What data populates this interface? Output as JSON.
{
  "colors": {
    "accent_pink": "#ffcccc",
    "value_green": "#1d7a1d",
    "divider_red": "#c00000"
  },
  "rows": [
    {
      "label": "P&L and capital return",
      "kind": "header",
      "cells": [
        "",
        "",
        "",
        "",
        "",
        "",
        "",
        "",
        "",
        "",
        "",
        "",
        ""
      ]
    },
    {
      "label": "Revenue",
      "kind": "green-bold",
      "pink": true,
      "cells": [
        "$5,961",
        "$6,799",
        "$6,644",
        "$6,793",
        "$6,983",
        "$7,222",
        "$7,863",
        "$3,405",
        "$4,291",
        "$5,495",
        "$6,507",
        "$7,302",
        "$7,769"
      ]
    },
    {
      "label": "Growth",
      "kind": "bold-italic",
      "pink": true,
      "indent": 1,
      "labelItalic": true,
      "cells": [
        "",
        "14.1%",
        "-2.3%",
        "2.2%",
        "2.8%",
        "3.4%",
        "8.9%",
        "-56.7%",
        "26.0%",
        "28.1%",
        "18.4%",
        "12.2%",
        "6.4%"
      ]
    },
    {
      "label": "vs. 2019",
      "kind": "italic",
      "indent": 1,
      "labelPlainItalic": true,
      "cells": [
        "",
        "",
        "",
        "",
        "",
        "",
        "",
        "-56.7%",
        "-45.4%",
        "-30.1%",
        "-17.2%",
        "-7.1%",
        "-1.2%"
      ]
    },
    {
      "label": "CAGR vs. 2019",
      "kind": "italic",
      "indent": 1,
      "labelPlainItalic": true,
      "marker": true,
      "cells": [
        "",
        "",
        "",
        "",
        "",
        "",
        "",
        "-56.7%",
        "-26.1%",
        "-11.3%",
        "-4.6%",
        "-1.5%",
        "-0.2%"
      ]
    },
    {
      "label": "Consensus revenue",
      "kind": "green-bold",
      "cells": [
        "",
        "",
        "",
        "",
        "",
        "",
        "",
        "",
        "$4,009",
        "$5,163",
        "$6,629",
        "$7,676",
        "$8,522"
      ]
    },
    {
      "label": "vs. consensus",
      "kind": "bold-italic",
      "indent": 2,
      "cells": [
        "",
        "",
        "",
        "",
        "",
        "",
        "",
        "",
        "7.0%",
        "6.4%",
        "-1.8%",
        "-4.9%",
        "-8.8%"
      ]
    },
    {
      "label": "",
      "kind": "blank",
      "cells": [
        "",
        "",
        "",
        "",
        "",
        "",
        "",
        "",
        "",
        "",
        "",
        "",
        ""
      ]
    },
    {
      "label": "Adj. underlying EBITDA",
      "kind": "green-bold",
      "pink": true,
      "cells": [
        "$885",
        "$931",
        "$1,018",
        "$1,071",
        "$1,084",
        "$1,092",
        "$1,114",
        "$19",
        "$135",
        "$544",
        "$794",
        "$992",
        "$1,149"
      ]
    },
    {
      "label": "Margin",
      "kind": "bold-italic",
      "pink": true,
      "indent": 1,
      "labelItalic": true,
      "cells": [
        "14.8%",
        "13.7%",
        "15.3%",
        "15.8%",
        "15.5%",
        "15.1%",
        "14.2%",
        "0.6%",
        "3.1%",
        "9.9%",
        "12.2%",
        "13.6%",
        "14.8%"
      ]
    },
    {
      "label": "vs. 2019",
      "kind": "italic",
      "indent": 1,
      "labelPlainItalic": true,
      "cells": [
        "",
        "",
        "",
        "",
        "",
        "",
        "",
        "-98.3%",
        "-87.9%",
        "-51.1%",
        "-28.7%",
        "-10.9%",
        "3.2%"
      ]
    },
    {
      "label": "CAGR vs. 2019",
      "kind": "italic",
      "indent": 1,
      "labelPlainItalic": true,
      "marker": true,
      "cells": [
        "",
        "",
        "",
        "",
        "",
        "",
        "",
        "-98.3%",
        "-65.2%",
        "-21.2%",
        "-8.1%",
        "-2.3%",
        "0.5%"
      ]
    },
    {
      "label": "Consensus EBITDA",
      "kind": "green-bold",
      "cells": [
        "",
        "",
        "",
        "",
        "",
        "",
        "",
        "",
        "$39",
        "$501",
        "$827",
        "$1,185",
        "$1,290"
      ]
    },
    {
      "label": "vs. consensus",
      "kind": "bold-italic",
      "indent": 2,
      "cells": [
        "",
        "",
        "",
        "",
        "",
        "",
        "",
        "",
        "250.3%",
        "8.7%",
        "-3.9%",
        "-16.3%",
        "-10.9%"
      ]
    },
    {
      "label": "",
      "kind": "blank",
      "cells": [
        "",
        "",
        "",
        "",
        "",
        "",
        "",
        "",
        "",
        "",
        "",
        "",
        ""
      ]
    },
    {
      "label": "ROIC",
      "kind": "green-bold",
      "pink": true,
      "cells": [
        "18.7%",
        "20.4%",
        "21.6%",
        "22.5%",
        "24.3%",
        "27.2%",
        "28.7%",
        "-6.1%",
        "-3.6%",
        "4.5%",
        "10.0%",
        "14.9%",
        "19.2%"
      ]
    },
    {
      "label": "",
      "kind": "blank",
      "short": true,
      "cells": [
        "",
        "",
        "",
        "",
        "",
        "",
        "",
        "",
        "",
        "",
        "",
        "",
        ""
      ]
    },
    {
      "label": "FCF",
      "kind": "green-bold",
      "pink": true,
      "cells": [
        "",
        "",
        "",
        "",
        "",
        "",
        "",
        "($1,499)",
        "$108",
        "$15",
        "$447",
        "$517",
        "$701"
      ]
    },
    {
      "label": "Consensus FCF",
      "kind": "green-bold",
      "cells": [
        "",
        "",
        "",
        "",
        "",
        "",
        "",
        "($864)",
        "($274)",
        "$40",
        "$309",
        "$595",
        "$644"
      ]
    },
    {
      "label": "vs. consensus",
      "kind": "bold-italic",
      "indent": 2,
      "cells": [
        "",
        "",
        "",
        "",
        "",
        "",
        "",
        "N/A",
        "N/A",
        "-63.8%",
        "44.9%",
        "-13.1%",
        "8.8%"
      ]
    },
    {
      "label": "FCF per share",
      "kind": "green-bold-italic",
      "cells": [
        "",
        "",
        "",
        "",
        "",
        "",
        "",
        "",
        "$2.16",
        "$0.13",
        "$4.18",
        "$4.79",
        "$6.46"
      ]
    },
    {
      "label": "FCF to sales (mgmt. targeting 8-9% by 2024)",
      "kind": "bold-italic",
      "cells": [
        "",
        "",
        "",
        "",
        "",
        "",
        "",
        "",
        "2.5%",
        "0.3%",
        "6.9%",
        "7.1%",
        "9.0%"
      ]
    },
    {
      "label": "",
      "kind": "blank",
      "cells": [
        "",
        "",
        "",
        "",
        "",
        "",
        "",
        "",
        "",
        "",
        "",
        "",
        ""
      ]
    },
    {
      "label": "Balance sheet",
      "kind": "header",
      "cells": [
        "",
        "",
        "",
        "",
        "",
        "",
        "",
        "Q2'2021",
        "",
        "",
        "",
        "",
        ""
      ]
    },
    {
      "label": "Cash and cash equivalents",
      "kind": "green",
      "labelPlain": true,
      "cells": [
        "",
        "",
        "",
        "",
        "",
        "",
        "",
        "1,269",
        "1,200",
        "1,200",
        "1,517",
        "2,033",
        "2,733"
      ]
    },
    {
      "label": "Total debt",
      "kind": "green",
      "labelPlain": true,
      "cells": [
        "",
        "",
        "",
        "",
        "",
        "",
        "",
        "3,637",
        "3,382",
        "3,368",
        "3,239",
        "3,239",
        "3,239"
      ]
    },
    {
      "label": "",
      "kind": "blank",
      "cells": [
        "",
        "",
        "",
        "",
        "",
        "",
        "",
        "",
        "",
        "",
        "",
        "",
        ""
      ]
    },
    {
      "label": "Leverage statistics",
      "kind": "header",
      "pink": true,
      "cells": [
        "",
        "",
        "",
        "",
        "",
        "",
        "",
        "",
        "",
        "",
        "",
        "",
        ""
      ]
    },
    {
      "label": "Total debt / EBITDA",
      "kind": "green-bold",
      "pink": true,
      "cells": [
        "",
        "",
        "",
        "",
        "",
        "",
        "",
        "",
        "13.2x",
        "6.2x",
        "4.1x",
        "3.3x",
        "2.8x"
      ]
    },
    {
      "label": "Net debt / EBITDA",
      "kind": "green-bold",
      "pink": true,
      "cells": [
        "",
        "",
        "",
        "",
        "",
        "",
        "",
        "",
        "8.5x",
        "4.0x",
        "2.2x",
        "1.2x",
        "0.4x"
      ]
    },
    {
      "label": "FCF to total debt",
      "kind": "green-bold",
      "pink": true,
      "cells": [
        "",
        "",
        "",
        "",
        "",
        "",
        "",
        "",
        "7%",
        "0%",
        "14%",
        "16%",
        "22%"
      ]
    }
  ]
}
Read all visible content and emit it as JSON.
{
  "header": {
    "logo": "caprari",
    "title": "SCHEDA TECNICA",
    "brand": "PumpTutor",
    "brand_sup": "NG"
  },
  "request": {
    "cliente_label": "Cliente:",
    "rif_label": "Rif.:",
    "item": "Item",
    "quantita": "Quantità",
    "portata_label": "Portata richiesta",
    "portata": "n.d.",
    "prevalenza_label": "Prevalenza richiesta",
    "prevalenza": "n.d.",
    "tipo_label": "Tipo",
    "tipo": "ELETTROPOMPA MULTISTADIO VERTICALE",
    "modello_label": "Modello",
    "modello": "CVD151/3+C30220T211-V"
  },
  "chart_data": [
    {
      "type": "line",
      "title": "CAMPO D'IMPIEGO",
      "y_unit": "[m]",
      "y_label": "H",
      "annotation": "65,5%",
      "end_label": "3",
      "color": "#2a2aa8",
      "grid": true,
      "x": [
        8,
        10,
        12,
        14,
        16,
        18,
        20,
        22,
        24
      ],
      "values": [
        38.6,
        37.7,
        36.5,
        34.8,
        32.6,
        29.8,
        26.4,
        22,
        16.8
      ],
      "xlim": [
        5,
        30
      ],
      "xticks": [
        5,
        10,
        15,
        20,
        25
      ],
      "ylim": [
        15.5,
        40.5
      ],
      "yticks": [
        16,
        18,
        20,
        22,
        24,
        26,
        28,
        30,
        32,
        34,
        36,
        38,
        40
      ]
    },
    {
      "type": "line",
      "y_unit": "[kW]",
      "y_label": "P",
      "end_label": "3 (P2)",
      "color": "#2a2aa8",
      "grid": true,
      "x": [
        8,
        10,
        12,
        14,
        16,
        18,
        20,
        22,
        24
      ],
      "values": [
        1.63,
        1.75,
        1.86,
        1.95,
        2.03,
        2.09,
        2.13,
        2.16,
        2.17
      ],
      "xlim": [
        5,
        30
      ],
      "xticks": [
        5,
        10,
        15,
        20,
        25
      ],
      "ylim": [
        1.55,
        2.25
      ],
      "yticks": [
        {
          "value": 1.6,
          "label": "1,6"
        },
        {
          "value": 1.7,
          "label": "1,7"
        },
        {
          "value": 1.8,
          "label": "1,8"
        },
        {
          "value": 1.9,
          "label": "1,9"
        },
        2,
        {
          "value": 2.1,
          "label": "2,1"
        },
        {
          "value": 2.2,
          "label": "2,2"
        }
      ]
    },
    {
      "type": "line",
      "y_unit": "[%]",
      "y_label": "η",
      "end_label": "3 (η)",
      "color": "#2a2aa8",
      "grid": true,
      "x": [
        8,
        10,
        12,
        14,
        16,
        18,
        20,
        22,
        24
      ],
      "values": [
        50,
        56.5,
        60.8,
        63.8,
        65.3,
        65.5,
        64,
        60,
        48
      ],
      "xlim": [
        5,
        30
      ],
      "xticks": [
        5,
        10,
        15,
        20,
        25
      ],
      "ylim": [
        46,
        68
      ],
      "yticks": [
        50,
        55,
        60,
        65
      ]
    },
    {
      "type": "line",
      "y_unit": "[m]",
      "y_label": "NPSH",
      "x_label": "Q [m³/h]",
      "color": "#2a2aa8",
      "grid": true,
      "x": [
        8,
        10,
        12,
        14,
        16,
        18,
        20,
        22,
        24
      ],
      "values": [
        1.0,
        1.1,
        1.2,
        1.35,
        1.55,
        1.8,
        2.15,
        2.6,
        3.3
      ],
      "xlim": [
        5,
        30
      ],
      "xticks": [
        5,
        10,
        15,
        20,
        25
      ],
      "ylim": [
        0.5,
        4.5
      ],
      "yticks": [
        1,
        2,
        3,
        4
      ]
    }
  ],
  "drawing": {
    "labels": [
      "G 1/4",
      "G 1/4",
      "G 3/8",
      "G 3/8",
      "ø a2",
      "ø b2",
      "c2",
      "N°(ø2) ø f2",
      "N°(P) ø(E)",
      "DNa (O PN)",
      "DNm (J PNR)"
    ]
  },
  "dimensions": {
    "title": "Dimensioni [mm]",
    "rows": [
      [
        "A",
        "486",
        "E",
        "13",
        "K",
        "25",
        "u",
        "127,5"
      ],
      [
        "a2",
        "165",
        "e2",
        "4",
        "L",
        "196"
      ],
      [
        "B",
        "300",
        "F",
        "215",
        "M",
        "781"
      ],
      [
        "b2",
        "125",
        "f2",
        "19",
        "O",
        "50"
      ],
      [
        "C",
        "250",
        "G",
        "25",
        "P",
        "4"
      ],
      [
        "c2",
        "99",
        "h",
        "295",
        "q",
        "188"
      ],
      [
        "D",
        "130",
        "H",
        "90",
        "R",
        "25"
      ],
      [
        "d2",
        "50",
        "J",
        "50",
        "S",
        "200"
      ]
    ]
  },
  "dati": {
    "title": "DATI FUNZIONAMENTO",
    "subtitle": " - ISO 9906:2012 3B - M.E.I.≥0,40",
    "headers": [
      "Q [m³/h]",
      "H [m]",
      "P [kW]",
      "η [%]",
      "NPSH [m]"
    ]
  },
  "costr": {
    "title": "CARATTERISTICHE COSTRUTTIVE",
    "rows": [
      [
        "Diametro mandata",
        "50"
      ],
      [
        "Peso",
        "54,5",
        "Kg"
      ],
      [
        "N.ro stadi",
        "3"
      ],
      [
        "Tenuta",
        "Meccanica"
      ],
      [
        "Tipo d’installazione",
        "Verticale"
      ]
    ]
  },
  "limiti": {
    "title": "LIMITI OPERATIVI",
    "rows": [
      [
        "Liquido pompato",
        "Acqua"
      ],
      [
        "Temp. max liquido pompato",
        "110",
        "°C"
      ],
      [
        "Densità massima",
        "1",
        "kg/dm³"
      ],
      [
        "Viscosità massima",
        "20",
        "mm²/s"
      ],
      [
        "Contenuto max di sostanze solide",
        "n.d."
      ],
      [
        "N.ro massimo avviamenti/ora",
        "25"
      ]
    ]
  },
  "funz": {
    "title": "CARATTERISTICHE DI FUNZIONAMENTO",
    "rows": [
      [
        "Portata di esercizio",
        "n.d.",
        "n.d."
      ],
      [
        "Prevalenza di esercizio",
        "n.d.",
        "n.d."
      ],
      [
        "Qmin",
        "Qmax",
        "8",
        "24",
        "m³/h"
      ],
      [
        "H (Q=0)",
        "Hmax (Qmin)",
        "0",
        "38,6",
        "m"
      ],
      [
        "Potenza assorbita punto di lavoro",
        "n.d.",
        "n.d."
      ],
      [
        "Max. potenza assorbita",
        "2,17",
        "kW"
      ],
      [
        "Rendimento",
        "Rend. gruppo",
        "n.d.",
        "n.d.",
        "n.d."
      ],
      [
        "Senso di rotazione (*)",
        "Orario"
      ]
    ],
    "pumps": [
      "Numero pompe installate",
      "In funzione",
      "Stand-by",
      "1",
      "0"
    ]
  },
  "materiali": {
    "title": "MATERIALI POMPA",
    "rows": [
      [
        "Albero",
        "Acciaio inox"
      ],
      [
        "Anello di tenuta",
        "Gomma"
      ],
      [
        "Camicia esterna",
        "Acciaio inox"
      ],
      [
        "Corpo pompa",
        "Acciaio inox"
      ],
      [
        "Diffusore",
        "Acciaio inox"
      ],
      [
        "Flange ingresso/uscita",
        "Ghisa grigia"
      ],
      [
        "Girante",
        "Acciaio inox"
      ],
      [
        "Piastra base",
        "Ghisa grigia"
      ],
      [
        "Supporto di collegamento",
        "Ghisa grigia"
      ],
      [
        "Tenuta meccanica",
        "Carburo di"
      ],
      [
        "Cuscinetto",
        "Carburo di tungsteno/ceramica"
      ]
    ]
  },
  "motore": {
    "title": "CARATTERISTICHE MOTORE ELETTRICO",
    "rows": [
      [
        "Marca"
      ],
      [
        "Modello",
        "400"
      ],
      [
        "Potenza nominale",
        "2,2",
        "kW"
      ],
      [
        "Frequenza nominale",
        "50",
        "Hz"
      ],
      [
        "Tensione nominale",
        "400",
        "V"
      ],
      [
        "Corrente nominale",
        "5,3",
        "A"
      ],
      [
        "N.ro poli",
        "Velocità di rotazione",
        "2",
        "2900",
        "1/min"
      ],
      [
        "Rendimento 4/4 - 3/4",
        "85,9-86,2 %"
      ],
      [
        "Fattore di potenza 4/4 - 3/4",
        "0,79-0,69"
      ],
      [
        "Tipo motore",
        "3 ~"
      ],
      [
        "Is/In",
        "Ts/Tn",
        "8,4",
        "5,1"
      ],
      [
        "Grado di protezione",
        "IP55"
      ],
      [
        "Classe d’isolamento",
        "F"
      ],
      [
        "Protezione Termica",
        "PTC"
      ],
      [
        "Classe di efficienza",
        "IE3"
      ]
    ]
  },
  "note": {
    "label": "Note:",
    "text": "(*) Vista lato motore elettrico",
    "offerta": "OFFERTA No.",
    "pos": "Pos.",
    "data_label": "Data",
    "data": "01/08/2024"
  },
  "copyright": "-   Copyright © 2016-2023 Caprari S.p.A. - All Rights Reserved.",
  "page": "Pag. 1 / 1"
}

--------------------------------------------------

WORK TO BE COMPLETED: Using the listing above, return all lines where the word "FUNZIONAMENTO" occurs.

EXERCISE RESULT:
    "title": "DATI FUNZIONAMENTO",
    "title": "CARATTERISTICHE DI FUNZIONAMENTO",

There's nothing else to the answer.